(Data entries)
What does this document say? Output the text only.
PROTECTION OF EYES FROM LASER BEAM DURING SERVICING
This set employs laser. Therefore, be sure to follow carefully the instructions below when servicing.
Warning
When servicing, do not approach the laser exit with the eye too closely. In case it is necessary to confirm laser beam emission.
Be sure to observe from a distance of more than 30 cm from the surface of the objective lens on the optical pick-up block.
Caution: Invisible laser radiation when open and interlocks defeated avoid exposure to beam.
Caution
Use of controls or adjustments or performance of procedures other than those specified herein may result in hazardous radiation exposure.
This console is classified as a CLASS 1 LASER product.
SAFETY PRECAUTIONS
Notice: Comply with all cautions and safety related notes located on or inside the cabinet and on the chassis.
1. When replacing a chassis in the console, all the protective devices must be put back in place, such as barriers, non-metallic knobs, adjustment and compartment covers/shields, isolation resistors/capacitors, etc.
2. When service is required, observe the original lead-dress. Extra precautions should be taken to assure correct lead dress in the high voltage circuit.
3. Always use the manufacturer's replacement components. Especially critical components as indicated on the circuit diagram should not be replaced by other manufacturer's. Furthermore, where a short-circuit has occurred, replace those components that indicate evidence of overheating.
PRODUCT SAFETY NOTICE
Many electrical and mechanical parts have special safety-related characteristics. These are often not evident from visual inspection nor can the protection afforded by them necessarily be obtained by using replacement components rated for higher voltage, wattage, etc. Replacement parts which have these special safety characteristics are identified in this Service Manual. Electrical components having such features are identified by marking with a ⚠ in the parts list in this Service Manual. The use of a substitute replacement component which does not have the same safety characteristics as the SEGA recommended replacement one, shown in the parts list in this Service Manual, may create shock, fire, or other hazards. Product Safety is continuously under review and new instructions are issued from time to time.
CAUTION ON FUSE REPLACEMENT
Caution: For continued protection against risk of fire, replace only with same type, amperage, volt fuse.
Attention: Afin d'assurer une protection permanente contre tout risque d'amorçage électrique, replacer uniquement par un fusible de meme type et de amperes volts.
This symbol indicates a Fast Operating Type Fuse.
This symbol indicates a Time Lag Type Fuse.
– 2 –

---

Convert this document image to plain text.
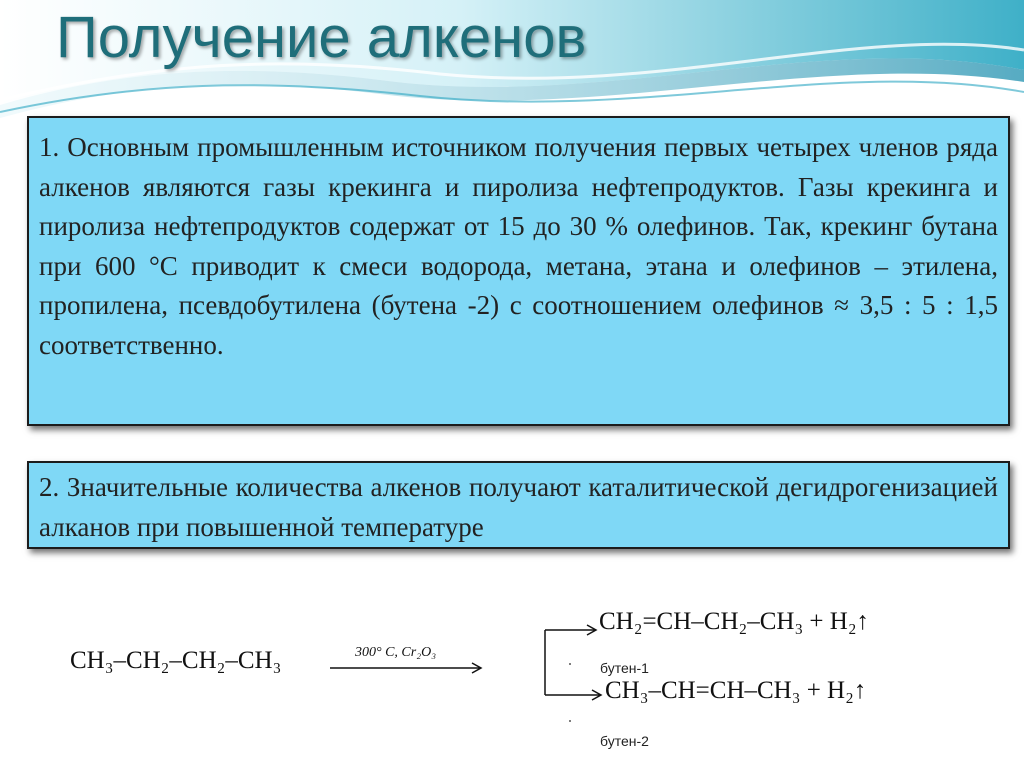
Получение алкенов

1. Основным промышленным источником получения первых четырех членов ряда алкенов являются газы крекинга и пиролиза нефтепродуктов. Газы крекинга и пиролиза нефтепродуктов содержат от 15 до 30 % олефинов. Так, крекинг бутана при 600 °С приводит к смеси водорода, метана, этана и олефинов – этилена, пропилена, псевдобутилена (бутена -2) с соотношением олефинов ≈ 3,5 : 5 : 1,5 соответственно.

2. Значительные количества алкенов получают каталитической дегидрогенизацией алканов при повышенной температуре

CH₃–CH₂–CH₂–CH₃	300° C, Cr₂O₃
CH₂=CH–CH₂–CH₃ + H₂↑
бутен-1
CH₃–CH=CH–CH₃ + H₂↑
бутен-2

--

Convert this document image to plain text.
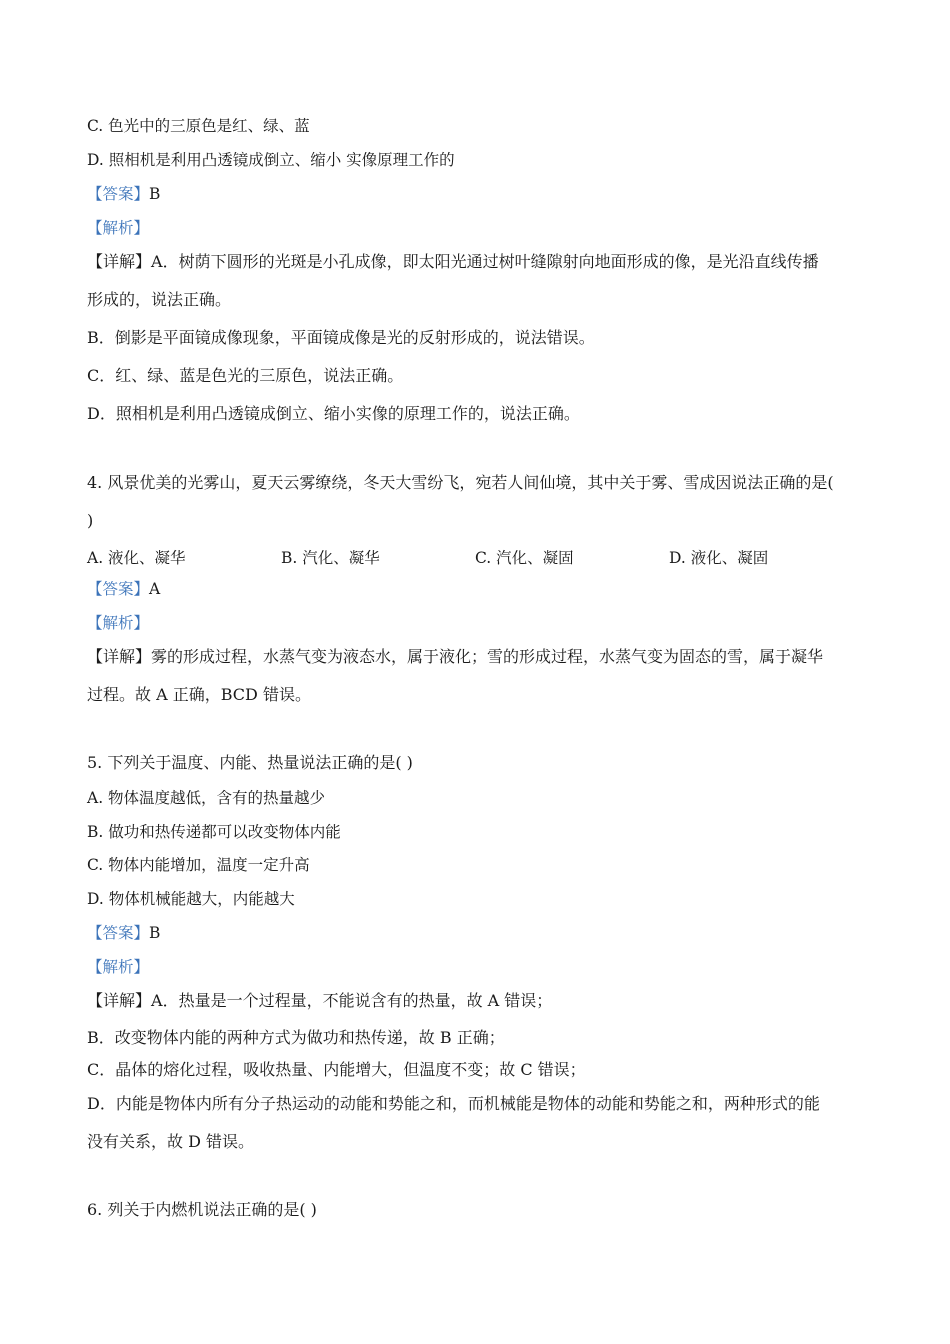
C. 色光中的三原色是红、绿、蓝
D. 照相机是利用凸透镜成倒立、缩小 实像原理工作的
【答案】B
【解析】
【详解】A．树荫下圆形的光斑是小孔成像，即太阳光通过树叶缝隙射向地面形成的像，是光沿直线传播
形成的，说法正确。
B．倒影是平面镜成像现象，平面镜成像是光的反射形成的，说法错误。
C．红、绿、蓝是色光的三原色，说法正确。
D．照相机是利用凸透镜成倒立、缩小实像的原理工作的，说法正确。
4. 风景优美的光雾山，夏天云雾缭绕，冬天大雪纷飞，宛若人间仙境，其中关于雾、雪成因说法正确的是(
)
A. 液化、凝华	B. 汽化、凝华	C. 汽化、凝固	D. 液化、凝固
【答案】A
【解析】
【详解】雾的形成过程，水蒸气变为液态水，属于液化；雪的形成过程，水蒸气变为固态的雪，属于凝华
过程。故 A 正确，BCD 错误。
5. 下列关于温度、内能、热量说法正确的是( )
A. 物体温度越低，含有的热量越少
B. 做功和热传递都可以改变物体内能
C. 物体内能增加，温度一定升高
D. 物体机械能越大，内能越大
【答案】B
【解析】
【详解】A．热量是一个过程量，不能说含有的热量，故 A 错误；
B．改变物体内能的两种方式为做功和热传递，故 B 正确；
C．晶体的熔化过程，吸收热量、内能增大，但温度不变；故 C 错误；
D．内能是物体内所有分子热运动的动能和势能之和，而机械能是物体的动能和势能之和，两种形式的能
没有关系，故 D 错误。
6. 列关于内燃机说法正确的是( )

_WHAT NEEDS TO BE DONE_
Scan the material above for the string "chassis" and report each line where you find it.

_COMPLETED TASK_
Notice: Comply with all cautions and safety related notes located on or inside the cabinet and on the chassis.
1. When replacing a chassis in the console, all the protective devices must be put back in place, such as barriers, non-metallic knobs, adjustment and compartment covers/shields, isolation resistors/capacitors, etc.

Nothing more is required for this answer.